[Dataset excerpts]

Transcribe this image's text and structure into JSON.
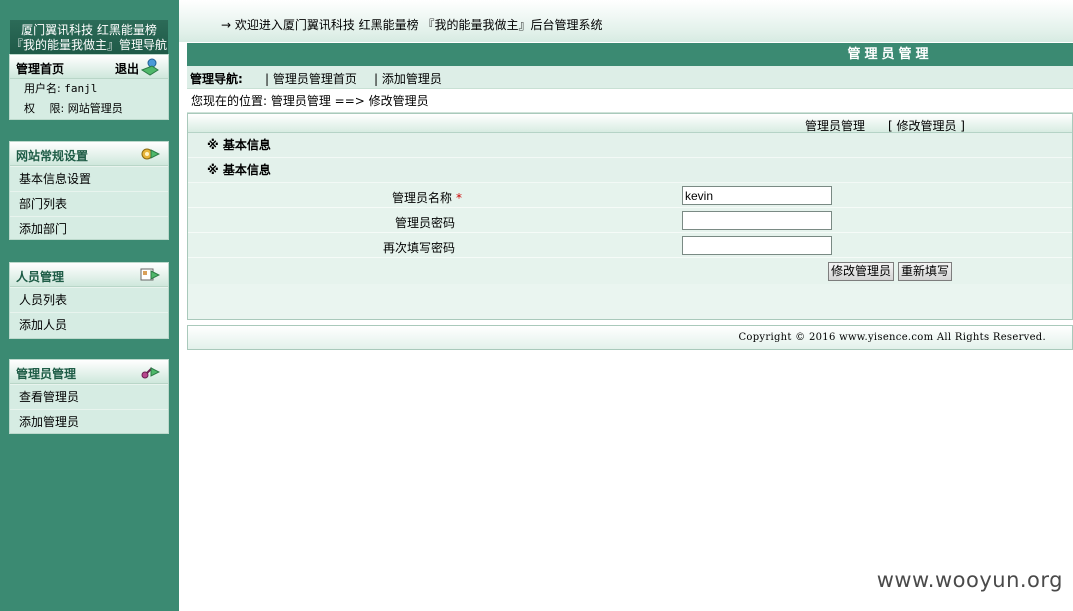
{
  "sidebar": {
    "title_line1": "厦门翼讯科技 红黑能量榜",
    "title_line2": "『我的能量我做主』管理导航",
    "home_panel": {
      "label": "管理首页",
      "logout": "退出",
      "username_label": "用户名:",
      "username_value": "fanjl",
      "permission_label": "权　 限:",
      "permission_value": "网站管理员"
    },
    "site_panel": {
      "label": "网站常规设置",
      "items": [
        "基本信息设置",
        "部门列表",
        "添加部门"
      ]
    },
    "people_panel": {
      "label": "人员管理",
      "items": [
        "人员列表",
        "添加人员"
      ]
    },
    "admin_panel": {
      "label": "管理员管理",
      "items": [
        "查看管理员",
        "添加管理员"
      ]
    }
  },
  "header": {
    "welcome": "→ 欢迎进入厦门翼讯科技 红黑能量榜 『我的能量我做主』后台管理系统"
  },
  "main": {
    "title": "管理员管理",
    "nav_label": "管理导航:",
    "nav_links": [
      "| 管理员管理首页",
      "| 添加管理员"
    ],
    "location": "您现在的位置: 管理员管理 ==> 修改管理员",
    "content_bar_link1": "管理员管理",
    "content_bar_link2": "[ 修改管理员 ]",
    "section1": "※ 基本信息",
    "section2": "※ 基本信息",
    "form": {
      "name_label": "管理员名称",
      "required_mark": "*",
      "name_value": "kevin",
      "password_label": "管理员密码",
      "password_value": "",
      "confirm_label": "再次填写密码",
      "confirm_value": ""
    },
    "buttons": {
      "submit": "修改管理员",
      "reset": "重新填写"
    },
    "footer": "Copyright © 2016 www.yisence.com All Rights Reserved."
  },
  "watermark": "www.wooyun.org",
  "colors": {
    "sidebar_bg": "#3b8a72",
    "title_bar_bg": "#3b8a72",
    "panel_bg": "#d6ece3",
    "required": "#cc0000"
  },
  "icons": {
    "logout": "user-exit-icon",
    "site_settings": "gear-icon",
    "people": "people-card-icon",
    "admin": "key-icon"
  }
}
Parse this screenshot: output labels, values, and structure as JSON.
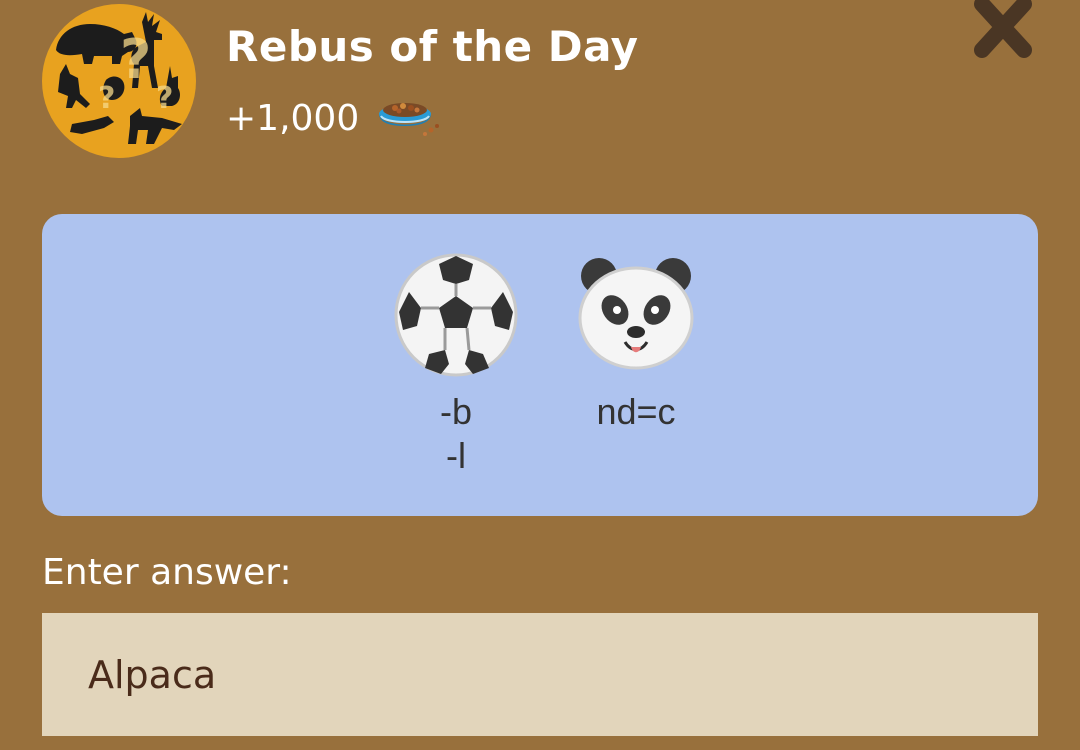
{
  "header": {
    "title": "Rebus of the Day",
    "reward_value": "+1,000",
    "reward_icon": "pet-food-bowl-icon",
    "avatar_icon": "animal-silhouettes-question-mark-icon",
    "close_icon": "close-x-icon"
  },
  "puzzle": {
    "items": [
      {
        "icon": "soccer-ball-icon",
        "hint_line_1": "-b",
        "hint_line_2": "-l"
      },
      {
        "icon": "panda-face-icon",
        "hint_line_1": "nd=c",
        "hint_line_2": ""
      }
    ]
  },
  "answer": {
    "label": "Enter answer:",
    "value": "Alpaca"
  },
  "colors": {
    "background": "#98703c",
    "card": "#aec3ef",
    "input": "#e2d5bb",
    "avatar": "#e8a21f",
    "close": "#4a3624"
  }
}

Written problem ::
Print the complete listing exactly as it stands, without its pictures.

Solution ::
Transcribe this image's text and structure into JSON.
{
  "sidebar": {
    "title_line1": "厦门翼讯科技 红黑能量榜",
    "title_line2": "『我的能量我做主』管理导航",
    "home_panel": {
      "label": "管理首页",
      "logout": "退出",
      "username_label": "用户名:",
      "username_value": "fanjl",
      "permission_label": "权　 限:",
      "permission_value": "网站管理员"
    },
    "site_panel": {
      "label": "网站常规设置",
      "items": [
        "基本信息设置",
        "部门列表",
        "添加部门"
      ]
    },
    "people_panel": {
      "label": "人员管理",
      "items": [
        "人员列表",
        "添加人员"
      ]
    },
    "admin_panel": {
      "label": "管理员管理",
      "items": [
        "查看管理员",
        "添加管理员"
      ]
    }
  },
  "header": {
    "welcome": "→ 欢迎进入厦门翼讯科技 红黑能量榜 『我的能量我做主』后台管理系统"
  },
  "main": {
    "title": "管理员管理",
    "nav_label": "管理导航:",
    "nav_links": [
      "| 管理员管理首页",
      "| 添加管理员"
    ],
    "location": "您现在的位置: 管理员管理 ==> 修改管理员",
    "content_bar_link1": "管理员管理",
    "content_bar_link2": "[ 修改管理员 ]",
    "section1": "※ 基本信息",
    "section2": "※ 基本信息",
    "form": {
      "name_label": "管理员名称",
      "required_mark": "*",
      "name_value": "kevin",
      "password_label": "管理员密码",
      "password_value": "",
      "confirm_label": "再次填写密码",
      "confirm_value": ""
    },
    "buttons": {
      "submit": "修改管理员",
      "reset": "重新填写"
    },
    "footer": "Copyright © 2016 www.yisence.com All Rights Reserved."
  },
  "watermark": "www.wooyun.org",
  "colors": {
    "sidebar_bg": "#3b8a72",
    "title_bar_bg": "#3b8a72",
    "panel_bg": "#d6ece3",
    "required": "#cc0000"
  },
  "icons": {
    "logout": "user-exit-icon",
    "site_settings": "gear-icon",
    "people": "people-card-icon",
    "admin": "key-icon"
  }
}
Parse this screenshot: output labels, values, and structure as JSON.
{
  "header": {
    "title": "Rebus of the Day",
    "reward_value": "+1,000",
    "reward_icon": "pet-food-bowl-icon",
    "avatar_icon": "animal-silhouettes-question-mark-icon",
    "close_icon": "close-x-icon"
  },
  "puzzle": {
    "items": [
      {
        "icon": "soccer-ball-icon",
        "hint_line_1": "-b",
        "hint_line_2": "-l"
      },
      {
        "icon": "panda-face-icon",
        "hint_line_1": "nd=c",
        "hint_line_2": ""
      }
    ]
  },
  "answer": {
    "label": "Enter answer:",
    "value": "Alpaca"
  },
  "colors": {
    "background": "#98703c",
    "card": "#aec3ef",
    "input": "#e2d5bb",
    "avatar": "#e8a21f",
    "close": "#4a3624"
  }
}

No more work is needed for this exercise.